**** Records supplied ****
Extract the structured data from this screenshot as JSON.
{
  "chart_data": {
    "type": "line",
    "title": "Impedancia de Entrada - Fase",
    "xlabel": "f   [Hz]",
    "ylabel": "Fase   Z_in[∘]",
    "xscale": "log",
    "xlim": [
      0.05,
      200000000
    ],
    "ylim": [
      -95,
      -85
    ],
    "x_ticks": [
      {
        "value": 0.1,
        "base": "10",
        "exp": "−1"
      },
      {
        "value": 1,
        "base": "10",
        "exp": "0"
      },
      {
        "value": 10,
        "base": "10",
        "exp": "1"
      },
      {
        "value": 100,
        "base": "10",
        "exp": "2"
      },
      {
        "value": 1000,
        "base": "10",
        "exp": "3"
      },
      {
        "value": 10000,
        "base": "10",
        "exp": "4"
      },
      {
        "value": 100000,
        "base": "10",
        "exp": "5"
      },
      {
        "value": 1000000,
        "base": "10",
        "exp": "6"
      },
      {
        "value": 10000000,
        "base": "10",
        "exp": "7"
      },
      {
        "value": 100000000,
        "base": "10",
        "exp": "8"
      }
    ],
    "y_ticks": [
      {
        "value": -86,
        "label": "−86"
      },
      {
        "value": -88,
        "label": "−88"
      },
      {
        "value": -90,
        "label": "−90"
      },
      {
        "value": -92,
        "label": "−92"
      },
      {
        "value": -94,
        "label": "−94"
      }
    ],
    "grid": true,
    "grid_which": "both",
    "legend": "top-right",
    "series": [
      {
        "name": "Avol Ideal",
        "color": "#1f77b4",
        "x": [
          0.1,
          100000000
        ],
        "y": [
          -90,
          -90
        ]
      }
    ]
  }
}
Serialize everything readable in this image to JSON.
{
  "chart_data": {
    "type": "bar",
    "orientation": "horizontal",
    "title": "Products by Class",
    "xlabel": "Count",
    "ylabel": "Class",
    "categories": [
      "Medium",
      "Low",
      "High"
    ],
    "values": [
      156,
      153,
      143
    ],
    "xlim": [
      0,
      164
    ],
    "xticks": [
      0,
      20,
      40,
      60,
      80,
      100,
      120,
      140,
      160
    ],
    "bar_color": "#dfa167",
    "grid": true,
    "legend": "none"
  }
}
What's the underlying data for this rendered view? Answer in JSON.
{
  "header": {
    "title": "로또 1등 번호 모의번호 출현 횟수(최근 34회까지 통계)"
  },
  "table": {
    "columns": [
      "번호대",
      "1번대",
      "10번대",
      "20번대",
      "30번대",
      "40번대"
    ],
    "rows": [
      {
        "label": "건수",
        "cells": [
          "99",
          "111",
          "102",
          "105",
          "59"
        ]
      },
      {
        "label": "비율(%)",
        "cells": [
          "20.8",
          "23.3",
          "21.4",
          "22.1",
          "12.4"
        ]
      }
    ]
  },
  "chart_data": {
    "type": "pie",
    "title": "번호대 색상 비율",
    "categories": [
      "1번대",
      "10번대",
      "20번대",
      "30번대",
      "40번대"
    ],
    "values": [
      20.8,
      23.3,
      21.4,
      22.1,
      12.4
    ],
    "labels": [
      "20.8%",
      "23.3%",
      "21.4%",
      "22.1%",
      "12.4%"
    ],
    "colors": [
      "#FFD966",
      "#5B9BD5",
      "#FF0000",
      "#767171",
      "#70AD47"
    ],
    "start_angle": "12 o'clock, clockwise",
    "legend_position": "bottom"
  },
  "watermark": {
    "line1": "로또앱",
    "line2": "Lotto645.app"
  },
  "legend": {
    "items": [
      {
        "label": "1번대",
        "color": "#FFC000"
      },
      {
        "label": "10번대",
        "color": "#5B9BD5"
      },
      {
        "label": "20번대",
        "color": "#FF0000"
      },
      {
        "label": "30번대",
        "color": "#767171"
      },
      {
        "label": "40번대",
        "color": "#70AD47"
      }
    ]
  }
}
****
Pull out all lines containing "Fase".

*Output below*.
    "title": "Impedancia de Entrada - Fase",
    "ylabel": "Fase   Z_in[∘]",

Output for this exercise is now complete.